SUPPLIED PASSAGE ▸
← Back to Course Summary / 返回课程总结
WEEK 6

Security & Vulnerabilities
安全与漏洞修复

Scan, Identify, and Fix Security Vulnerabilities
扫描、识别和修复安全漏洞

Learn to use Semgrep for static analysis, identify OWASP Top 10 vulnerabilities, and implement security fixes including SQL injection prevention, XSS protection, and secure cryptography.

学习使用Semgrep进行静态分析,识别OWASP十大漏洞,并实施安全修复,包括SQL注入防护、XSS保护和安全加密。

Hands-On Security Tutorial / 实践安全教程

🎯 Week 6 Project / 本周项目
Perform a complete security audit on the Developer's Command Center application, identify 8 vulnerabilities using Semgrep, and implement fixes for SQL injection, XSS, weak cryptography, and more.

对开发者控制中心应用执行完整的安全审计,使用Semgrep识别8个漏洞,并实施SQL注入、XSS、弱加密等修复。

Vulnerability #1: SQL Injection / 漏洞#1:SQL注入

SQL Injection (CWE-89) ✓ FIXED
Location: backend/app/routers/notes.py lines 69-92
Risk: Attackers can manipulate database queries to exfiltrate, modify, or delete data
风险:攻击者可以操纵数据库查询来泄露、修改或删除数据

❌ Vulnerable Code / 易受攻击代码

@router.get("/unsafe-search", response_model=list[NoteRead])
def unsafe_search(q: str, db: Session = Depends(get_db)):
    sql = text(
        f"""
        SELECT id, title, content, created_at, updated_at
        FROM notes
        WHERE title LIKE '%{q}%' OR content LIKE '%{q}%'
        ORDER BY created_at DESC
        LIMIT 50
        """
    )
    rows = db.execute(sql).all()
    return [NoteRead.model_validate(row) for row in rows]

✅ Fixed Code / 修复代码

@router.get("/safe-search", response_model=list[NoteRead])
def safe_search(q: str, db: Session = Depends(get_db)):
    """Search notes using parameterized query to prevent SQL injection."""
    from sqlalchemy import bindparam

    # Use parameterized query with bindparam - prevents SQL injection
    sql = text(
        """
        SELECT id, title, content, created_at, updated_at
        FROM notes
        WHERE title LIKE :search_pattern OR content LIKE :search_pattern
        ORDER BY created_at DESC
        LIMIT 50
        """

TASK PROMPT ▸
Answer these questions about the Week 6 security page:
1. How many vulnerabilities does the project call for identifying with Semgrep?
2. Which file and line range does the page give as the location of the SQL injection vulnerability?
3. In the fixed search code, what named parameter appears in the WHERE clause in place of the directly inserted query text?

DATA EXCERPTS ▸
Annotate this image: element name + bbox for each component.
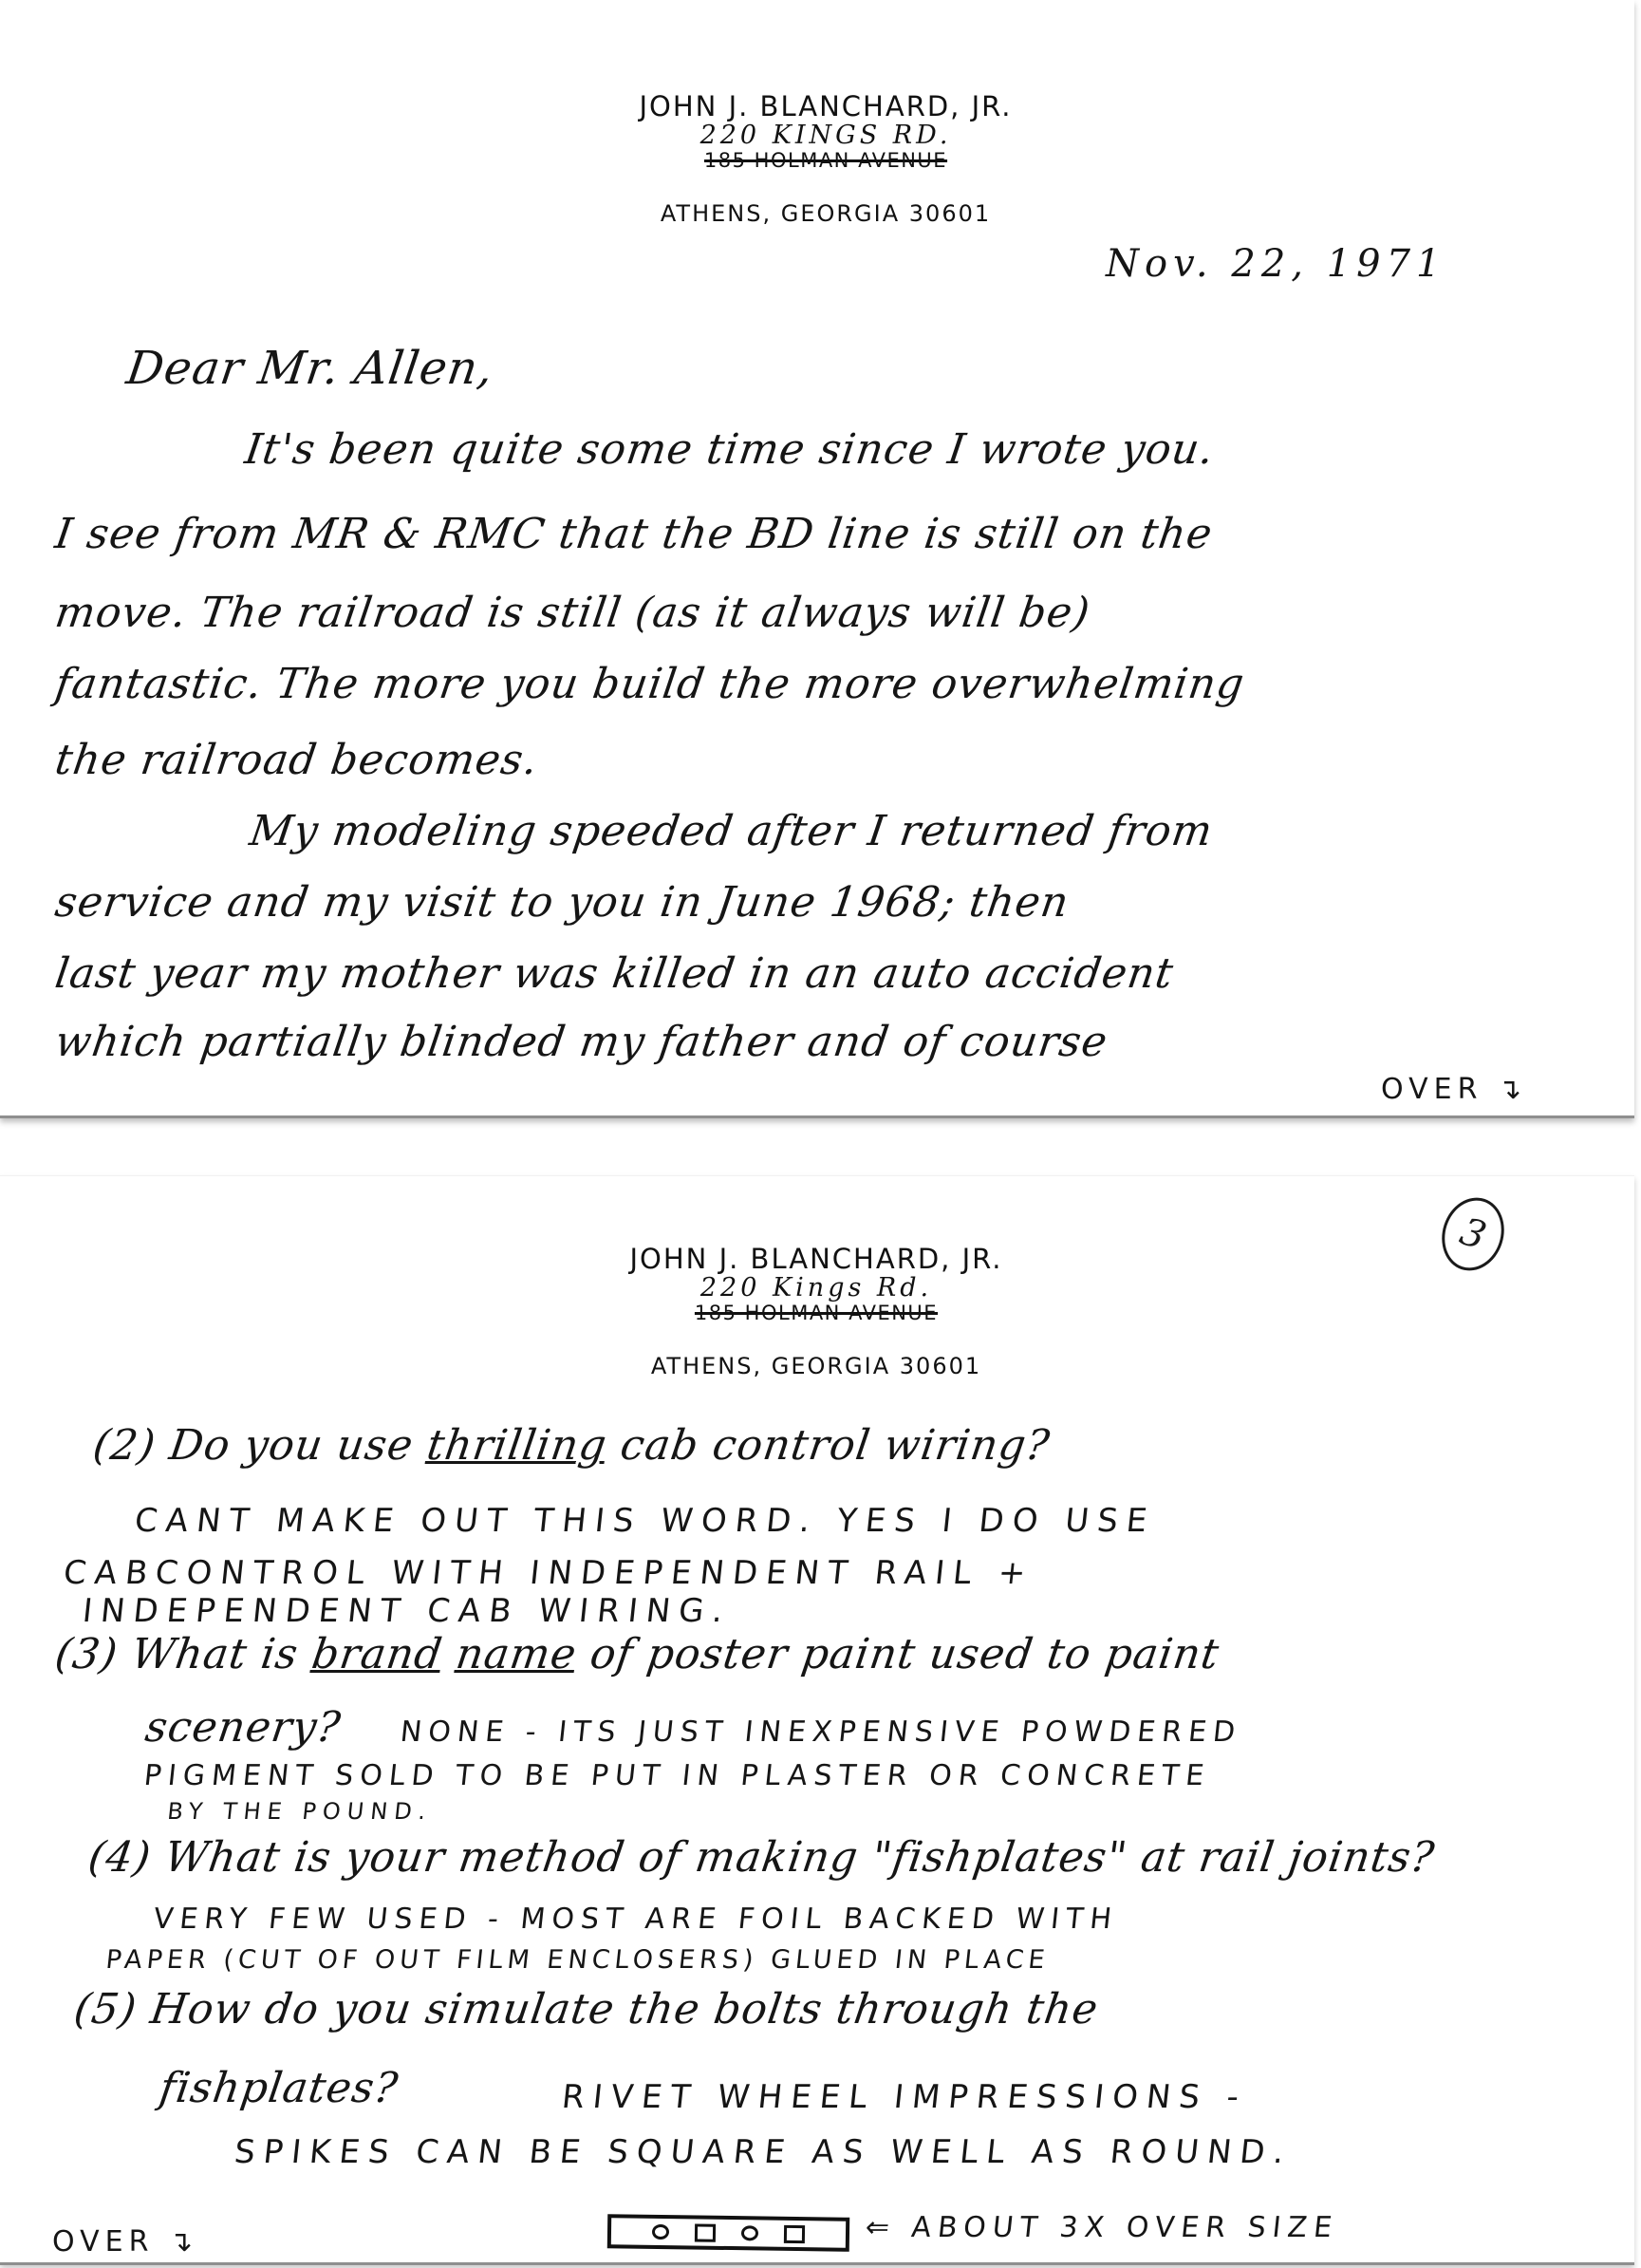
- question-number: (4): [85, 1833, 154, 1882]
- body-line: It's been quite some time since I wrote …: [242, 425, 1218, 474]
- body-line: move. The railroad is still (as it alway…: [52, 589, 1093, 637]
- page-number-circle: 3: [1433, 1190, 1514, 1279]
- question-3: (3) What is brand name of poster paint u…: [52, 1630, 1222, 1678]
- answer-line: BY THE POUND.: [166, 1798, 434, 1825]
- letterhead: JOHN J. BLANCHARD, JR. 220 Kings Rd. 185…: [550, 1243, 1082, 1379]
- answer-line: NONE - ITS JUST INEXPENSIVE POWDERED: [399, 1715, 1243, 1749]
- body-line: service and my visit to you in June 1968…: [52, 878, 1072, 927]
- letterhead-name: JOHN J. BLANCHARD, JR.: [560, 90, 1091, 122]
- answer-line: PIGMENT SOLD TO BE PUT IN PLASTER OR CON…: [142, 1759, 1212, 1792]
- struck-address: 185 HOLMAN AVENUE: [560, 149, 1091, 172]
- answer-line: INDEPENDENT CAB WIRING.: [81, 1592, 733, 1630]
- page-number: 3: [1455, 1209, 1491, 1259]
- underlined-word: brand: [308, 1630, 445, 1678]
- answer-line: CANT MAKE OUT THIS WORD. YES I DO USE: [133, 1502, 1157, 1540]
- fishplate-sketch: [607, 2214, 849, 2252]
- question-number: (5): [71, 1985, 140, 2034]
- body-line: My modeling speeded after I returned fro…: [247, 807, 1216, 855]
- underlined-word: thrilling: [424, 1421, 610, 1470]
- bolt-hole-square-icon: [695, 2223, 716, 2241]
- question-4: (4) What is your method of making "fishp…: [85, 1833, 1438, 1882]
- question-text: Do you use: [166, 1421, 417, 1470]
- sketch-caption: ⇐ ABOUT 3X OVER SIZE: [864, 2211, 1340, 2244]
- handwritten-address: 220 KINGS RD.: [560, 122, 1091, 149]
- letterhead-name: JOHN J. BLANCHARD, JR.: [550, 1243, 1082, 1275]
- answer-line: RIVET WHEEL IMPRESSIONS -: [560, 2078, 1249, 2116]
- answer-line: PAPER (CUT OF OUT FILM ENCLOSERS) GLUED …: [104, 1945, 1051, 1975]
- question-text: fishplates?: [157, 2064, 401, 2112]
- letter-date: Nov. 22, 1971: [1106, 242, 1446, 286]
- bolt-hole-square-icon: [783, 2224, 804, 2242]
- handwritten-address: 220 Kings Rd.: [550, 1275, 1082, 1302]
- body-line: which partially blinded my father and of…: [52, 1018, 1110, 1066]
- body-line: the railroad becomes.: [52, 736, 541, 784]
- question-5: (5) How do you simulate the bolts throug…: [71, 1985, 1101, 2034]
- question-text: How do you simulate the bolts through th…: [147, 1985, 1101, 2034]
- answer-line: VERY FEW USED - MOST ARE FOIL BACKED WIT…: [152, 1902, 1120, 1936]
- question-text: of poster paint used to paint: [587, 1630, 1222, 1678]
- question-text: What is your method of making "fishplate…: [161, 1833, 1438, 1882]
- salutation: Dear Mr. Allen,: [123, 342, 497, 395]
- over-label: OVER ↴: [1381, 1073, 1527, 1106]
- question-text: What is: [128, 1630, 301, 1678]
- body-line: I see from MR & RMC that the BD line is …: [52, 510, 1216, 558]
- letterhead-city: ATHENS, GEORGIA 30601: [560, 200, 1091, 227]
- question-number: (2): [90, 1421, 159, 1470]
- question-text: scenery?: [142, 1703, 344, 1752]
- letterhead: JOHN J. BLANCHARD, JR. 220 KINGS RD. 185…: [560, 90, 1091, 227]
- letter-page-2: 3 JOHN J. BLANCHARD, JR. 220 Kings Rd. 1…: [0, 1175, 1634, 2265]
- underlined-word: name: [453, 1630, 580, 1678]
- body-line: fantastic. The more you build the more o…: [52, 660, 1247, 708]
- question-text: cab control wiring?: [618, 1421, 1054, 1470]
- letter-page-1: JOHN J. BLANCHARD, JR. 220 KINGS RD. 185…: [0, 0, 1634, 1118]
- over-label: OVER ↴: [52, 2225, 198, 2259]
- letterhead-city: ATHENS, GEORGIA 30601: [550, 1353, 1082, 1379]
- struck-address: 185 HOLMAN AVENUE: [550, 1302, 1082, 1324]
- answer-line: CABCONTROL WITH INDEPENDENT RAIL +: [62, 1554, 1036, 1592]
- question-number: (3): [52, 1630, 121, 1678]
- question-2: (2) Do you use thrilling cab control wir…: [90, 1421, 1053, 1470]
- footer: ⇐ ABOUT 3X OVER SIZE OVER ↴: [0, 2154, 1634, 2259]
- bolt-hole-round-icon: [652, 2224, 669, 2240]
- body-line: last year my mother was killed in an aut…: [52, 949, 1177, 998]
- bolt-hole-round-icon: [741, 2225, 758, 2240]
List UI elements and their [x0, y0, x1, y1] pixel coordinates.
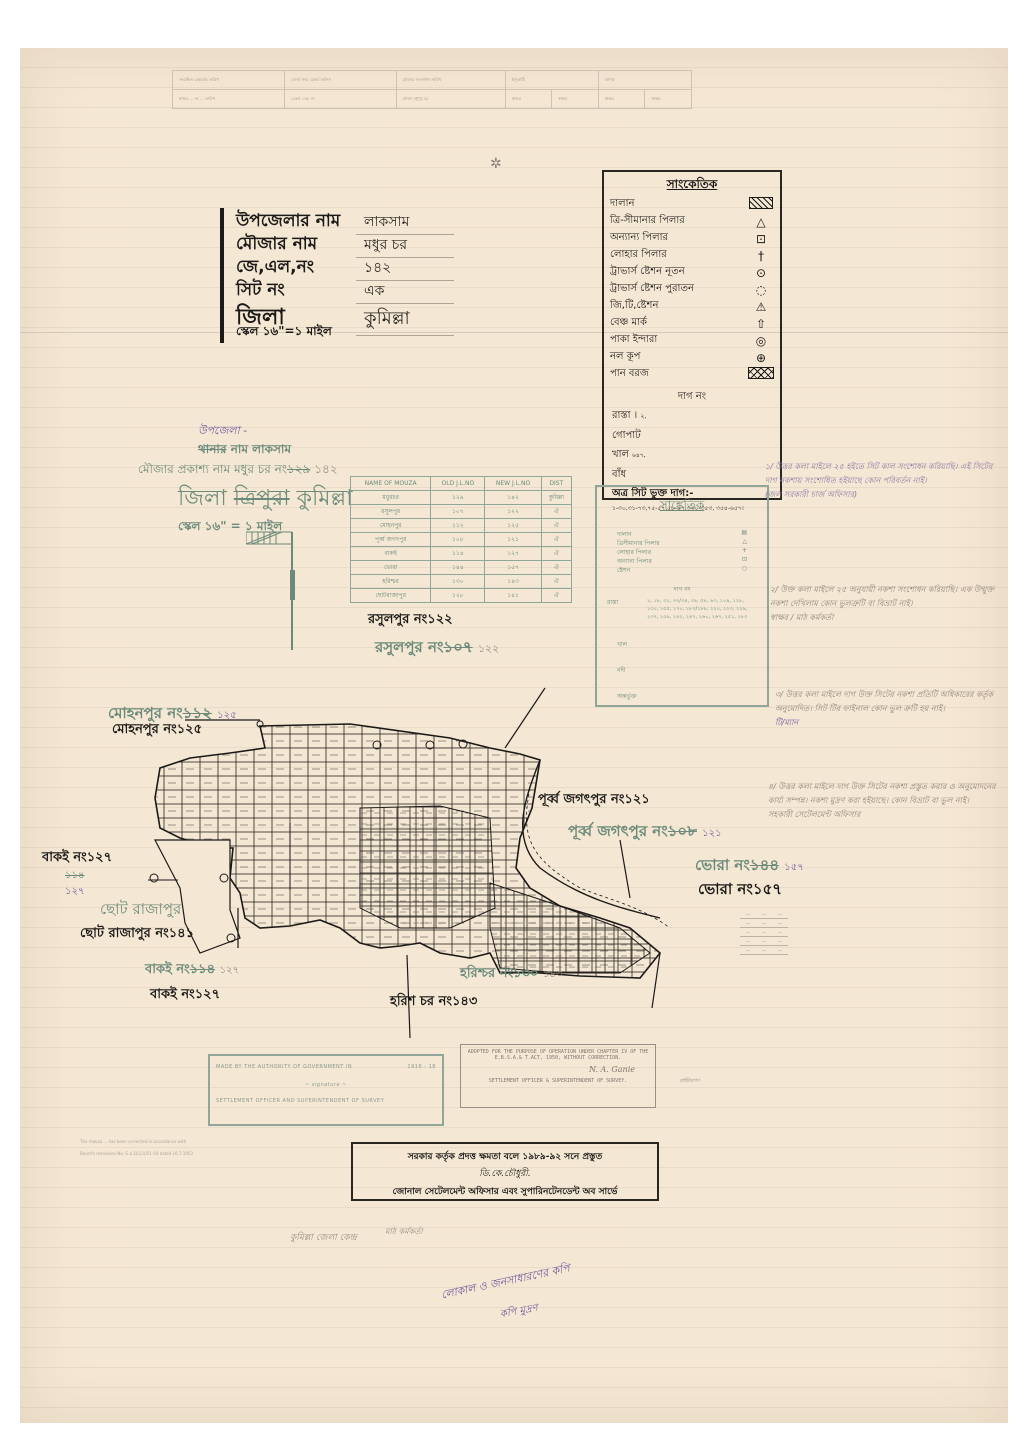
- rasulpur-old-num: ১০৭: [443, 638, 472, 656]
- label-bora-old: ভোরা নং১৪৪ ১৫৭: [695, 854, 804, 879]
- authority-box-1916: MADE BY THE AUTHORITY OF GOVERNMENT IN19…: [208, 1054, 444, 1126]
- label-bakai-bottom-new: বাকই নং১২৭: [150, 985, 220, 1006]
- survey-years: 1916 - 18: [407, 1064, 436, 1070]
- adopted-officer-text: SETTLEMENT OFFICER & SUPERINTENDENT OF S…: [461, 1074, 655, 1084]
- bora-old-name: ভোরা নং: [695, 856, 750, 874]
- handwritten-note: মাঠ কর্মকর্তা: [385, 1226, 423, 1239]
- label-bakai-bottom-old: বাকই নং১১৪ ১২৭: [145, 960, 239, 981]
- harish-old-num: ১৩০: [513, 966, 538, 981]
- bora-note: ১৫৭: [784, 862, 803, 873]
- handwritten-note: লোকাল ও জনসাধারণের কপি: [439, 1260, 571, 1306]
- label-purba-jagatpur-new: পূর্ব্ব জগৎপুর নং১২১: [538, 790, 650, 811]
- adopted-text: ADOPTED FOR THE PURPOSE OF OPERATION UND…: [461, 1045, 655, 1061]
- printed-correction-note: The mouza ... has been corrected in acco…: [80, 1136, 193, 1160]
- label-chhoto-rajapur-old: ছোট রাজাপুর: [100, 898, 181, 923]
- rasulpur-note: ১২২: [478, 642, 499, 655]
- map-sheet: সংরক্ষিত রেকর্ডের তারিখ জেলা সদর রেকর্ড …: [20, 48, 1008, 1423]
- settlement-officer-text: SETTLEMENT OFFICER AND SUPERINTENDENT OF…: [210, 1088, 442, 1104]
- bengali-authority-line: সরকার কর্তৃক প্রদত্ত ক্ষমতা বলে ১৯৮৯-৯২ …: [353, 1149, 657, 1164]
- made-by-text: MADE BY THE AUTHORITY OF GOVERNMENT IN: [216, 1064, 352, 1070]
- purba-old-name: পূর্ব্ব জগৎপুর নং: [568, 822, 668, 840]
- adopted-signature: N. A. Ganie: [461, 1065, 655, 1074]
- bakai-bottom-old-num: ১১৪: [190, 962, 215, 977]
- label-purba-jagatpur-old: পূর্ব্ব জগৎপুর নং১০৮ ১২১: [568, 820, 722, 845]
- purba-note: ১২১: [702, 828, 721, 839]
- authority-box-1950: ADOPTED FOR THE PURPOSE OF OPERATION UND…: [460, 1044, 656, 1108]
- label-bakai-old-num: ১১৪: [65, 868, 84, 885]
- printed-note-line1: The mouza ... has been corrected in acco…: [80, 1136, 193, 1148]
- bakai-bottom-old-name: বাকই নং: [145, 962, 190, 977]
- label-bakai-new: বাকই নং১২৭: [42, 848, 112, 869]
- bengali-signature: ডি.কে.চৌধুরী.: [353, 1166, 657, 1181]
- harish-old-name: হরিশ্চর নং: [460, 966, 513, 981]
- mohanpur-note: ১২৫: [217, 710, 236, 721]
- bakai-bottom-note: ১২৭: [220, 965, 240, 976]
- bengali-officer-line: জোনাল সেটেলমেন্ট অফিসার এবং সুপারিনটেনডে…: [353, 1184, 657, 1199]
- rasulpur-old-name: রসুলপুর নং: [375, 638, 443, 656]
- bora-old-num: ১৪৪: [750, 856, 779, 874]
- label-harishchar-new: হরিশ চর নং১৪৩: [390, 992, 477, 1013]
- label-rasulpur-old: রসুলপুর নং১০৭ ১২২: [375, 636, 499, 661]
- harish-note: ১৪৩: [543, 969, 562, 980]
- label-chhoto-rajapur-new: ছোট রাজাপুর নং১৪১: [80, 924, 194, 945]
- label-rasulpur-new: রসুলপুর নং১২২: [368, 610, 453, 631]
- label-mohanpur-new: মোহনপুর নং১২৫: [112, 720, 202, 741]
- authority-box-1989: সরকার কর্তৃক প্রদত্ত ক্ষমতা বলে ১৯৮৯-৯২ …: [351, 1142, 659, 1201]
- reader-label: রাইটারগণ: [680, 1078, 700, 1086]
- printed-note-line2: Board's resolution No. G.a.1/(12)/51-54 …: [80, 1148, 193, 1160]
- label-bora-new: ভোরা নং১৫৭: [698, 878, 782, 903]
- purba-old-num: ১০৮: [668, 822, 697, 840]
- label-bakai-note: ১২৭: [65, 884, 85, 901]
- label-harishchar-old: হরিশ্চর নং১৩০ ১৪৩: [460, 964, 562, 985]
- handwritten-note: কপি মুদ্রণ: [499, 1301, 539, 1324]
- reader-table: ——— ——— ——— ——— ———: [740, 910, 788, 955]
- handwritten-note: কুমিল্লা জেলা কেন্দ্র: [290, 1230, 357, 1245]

SOLVED EXERCISE ▸
1. Eight.
2. backend/app/routers/notes.py, lines 69-92.
3. :search_pattern